Direction -
Copy out the data below, swapping "steering wheel" for "handwheel" everywhere and changing nothing else. Leave the pictures out.

Provided data -

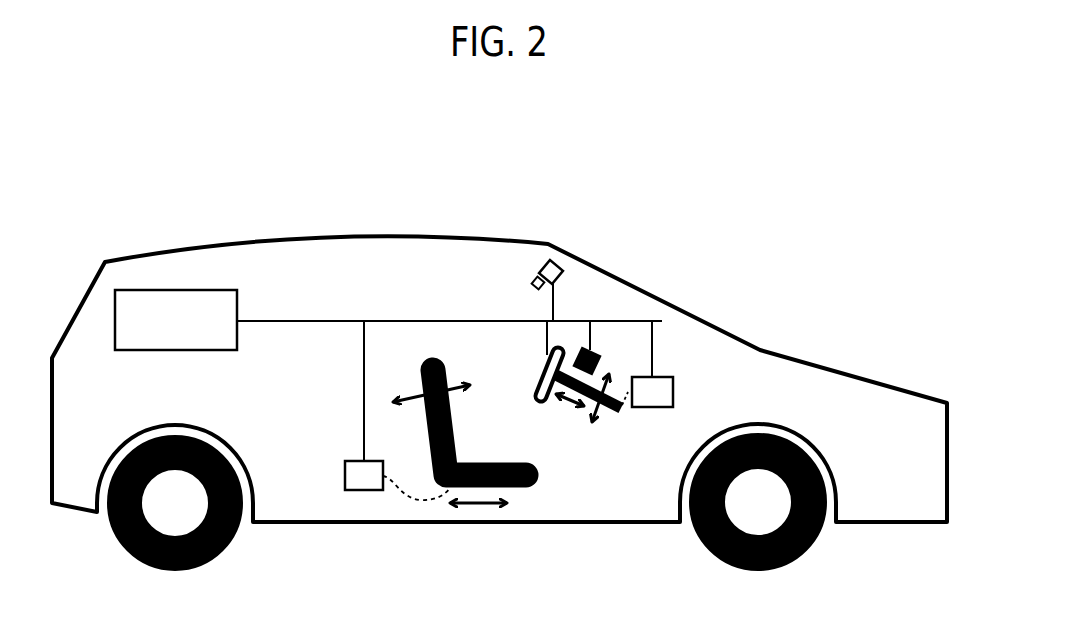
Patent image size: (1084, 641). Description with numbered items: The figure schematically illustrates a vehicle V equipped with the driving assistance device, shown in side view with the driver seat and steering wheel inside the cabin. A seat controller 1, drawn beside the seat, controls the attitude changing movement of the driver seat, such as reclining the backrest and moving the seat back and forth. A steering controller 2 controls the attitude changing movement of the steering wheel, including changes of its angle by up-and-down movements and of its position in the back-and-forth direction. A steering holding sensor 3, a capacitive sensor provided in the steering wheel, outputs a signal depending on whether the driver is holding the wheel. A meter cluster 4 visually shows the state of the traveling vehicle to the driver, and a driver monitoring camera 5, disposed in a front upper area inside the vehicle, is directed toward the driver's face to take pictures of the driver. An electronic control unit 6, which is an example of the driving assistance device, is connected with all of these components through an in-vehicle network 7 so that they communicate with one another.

The seat controller 1 is at (368, 490).
The steering controller 2 is at (673, 393).
The steering holding sensor 3 is at (552, 398).
The meter cluster 4 is at (595, 345).
The driver monitoring camera 5 is at (558, 266).
The electronic control unit (ECU) 6 is at (172, 290).
The in-vehicle network 7 is at (298, 321).
The vehicle V is at (771, 197).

Correct output -
Patent image size: (1084, 641). Description with numbered items: The figure schematically illustrates a vehicle V equipped with the driving assistance device, shown in side view with the driver seat and handwheel inside the cabin. A seat controller 1, drawn beside the seat, controls the attitude changing movement of the driver seat, such as reclining the backrest and moving the seat back and forth. A steering controller 2 controls the attitude changing movement of the handwheel, including changes of its angle by up-and-down movements and of its position in the back-and-forth direction. A steering holding sensor 3, a capacitive sensor provided in the handwheel, outputs a signal depending on whether the driver is holding the wheel. A meter cluster 4 visually shows the state of the traveling vehicle to the driver, and a driver monitoring camera 5, disposed in a front upper area inside the vehicle, is directed toward the driver's face to take pictures of the driver. An electronic control unit 6, which is an example of the driving assistance device, is connected with all of these components through an in-vehicle network 7 so that they communicate with one another.

The seat controller 1 is at (368, 490).
The steering controller 2 is at (673, 393).
The steering holding sensor 3 is at (552, 398).
The meter cluster 4 is at (595, 345).
The driver monitoring camera 5 is at (558, 266).
The electronic control unit (ECU) 6 is at (172, 290).
The in-vehicle network 7 is at (298, 321).
The vehicle V is at (771, 197).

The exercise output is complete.